▶ [What is asked]: Extract all of the entries and give them again, word for word.

▶ [Data]:
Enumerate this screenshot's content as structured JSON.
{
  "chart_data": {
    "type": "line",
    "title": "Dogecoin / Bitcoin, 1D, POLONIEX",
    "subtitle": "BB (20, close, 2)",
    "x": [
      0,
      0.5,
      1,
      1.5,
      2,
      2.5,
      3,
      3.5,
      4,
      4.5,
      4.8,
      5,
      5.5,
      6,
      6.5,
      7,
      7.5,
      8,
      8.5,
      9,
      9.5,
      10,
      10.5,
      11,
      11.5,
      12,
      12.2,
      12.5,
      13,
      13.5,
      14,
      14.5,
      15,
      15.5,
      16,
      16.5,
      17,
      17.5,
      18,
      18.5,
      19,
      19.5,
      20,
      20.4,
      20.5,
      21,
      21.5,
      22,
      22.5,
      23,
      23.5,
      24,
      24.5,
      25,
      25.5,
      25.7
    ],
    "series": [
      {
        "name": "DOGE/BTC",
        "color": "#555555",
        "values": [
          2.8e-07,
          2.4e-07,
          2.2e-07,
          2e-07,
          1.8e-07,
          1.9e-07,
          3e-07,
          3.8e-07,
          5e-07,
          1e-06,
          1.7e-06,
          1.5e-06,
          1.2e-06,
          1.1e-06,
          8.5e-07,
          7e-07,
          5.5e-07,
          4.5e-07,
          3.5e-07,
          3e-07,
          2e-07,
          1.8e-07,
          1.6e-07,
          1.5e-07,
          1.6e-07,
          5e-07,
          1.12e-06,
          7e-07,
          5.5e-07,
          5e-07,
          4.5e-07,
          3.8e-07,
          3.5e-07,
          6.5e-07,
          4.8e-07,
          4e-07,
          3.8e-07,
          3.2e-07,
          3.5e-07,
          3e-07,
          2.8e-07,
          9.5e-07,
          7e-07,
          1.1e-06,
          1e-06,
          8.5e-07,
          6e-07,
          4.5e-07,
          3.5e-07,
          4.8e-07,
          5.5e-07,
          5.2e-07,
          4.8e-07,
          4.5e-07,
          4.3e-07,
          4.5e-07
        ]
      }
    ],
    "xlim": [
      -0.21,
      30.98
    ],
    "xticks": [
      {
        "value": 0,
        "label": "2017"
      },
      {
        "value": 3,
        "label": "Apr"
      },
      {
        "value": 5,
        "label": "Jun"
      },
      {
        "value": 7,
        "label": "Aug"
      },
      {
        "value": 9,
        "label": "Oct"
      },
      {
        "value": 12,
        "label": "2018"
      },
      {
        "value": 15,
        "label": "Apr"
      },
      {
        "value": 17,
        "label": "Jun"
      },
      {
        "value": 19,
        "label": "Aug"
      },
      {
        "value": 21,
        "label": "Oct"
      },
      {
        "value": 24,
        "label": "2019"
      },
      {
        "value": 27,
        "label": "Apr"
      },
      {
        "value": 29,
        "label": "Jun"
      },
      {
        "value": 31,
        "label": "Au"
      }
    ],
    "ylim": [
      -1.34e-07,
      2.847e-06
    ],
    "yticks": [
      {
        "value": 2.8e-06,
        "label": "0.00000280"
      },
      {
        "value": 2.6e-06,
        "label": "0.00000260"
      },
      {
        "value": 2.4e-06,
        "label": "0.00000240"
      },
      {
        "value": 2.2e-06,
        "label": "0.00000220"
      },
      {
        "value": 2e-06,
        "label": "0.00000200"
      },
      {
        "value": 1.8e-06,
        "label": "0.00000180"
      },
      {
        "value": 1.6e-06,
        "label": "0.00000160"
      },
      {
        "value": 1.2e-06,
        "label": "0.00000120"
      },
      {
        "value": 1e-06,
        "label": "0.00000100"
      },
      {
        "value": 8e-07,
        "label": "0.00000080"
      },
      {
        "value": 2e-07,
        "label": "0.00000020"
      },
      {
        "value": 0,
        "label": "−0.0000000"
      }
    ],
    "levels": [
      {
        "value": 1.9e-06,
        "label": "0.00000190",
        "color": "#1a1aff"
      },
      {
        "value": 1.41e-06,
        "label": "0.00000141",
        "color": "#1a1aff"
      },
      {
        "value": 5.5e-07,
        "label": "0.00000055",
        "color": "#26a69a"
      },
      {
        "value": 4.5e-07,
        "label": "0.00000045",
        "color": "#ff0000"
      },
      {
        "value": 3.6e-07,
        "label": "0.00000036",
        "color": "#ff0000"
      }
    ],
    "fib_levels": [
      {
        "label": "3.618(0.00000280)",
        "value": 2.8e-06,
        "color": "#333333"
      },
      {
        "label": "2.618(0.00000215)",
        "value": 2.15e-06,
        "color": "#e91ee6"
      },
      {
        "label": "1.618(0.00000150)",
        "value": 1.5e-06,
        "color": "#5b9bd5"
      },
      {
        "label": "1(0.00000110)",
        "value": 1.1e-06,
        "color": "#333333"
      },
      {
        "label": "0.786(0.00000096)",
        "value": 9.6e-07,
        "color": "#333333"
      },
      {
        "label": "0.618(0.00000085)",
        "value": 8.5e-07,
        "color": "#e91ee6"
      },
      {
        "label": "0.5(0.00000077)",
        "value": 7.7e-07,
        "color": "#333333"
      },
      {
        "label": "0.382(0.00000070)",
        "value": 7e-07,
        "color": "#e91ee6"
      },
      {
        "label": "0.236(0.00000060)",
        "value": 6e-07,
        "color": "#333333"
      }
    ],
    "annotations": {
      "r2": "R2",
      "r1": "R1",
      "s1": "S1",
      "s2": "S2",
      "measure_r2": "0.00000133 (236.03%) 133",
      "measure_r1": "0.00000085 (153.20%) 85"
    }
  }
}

▶ [Result of the task]:
Enumerate this screenshot's content as structured JSON.
{
  "chart_data": {
    "type": "line",
    "title": "Dogecoin / Bitcoin, 1D, POLONIEX",
    "subtitle": "BB (20, close, 2)",
    "x": [
      0,
      0.5,
      1,
      1.5,
      2,
      2.5,
      3,
      3.5,
      4,
      4.5,
      4.8,
      5,
      5.5,
      6,
      6.5,
      7,
      7.5,
      8,
      8.5,
      9,
      9.5,
      10,
      10.5,
      11,
      11.5,
      12,
      12.2,
      12.5,
      13,
      13.5,
      14,
      14.5,
      15,
      15.5,
      16,
      16.5,
      17,
      17.5,
      18,
      18.5,
      19,
      19.5,
      20,
      20.4,
      20.5,
      21,
      21.5,
      22,
      22.5,
      23,
      23.5,
      24,
      24.5,
      25,
      25.5,
      25.7
    ],
    "series": [
      {
        "name": "DOGE/BTC",
        "color": "#555555",
        "values": [
          2.8e-07,
          2.4e-07,
          2.2e-07,
          2e-07,
          1.8e-07,
          1.9e-07,
          3e-07,
          3.8e-07,
          5e-07,
          1e-06,
          1.7e-06,
          1.5e-06,
          1.2e-06,
          1.1e-06,
          8.5e-07,
          7e-07,
          5.5e-07,
          4.5e-07,
          3.5e-07,
          3e-07,
          2e-07,
          1.8e-07,
          1.6e-07,
          1.5e-07,
          1.6e-07,
          5e-07,
          1.12e-06,
          7e-07,
          5.5e-07,
          5e-07,
          4.5e-07,
          3.8e-07,
          3.5e-07,
          6.5e-07,
          4.8e-07,
          4e-07,
          3.8e-07,
          3.2e-07,
          3.5e-07,
          3e-07,
          2.8e-07,
          9.5e-07,
          7e-07,
          1.1e-06,
          1e-06,
          8.5e-07,
          6e-07,
          4.5e-07,
          3.5e-07,
          4.8e-07,
          5.5e-07,
          5.2e-07,
          4.8e-07,
          4.5e-07,
          4.3e-07,
          4.5e-07
        ]
      }
    ],
    "xlim": [
      -0.21,
      30.98
    ],
    "xticks": [
      {
        "value": 0,
        "label": "2017"
      },
      {
        "value": 3,
        "label": "Apr"
      },
      {
        "value": 5,
        "label": "Jun"
      },
      {
        "value": 7,
        "label": "Aug"
      },
      {
        "value": 9,
        "label": "Oct"
      },
      {
        "value": 12,
        "label": "2018"
      },
      {
        "value": 15,
        "label": "Apr"
      },
      {
        "value": 17,
        "label": "Jun"
      },
      {
        "value": 19,
        "label": "Aug"
      },
      {
        "value": 21,
        "label": "Oct"
      },
      {
        "value": 24,
        "label": "2019"
      },
      {
        "value": 27,
        "label": "Apr"
      },
      {
        "value": 29,
        "label": "Jun"
      },
      {
        "value": 31,
        "label": "Au"
      }
    ],
    "ylim": [
      -1.34e-07,
      2.847e-06
    ],
    "yticks": [
      {
        "value": 2.8e-06,
        "label": "0.00000280"
      },
      {
        "value": 2.6e-06,
        "label": "0.00000260"
      },
      {
        "value": 2.4e-06,
        "label": "0.00000240"
      },
      {
        "value": 2.2e-06,
        "label": "0.00000220"
      },
      {
        "value": 2e-06,
        "label": "0.00000200"
      },
      {
        "value": 1.8e-06,
        "label": "0.00000180"
      },
      {
        "value": 1.6e-06,
        "label": "0.00000160"
      },
      {
        "value": 1.2e-06,
        "label": "0.00000120"
      },
      {
        "value": 1e-06,
        "label": "0.00000100"
      },
      {
        "value": 8e-07,
        "label": "0.00000080"
      },
      {
        "value": 2e-07,
        "label": "0.00000020"
      },
      {
        "value": 0,
        "label": "−0.0000000"
      }
    ],
    "levels": [
      {
        "value": 1.9e-06,
        "label": "0.00000190",
        "color": "#1a1aff"
      },
      {
        "value": 1.41e-06,
        "label": "0.00000141",
        "color": "#1a1aff"
      },
      {
        "value": 5.5e-07,
        "label": "0.00000055",
        "color": "#26a69a"
      },
      {
        "value": 4.5e-07,
        "label": "0.00000045",
        "color": "#ff0000"
      },
      {
        "value": 3.6e-07,
        "label": "0.00000036",
        "color": "#ff0000"
      }
    ],
    "fib_levels": [
      {
        "label": "3.618(0.00000280)",
        "value": 2.8e-06,
        "color": "#333333"
      },
      {
        "label": "2.618(0.00000215)",
        "value": 2.15e-06,
        "color": "#e91ee6"
      },
      {
        "label": "1.618(0.00000150)",
        "value": 1.5e-06,
        "color": "#5b9bd5"
      },
      {
        "label": "1(0.00000110)",
        "value": 1.1e-06,
        "color": "#333333"
      },
      {
        "label": "0.786(0.00000096)",
        "value": 9.6e-07,
        "color": "#333333"
      },
      {
        "label": "0.618(0.00000085)",
        "value": 8.5e-07,
        "color": "#e91ee6"
      },
      {
        "label": "0.5(0.00000077)",
        "value": 7.7e-07,
        "color": "#333333"
      },
      {
        "label": "0.382(0.00000070)",
        "value": 7e-07,
        "color": "#e91ee6"
      },
      {
        "label": "0.236(0.00000060)",
        "value": 6e-07,
        "color": "#333333"
      }
    ],
    "annotations": {
      "r2": "R2",
      "r1": "R1",
      "s1": "S1",
      "s2": "S2",
      "measure_r2": "0.00000133 (236.03%) 133",
      "measure_r1": "0.00000085 (153.20%) 85"
    }
  }
}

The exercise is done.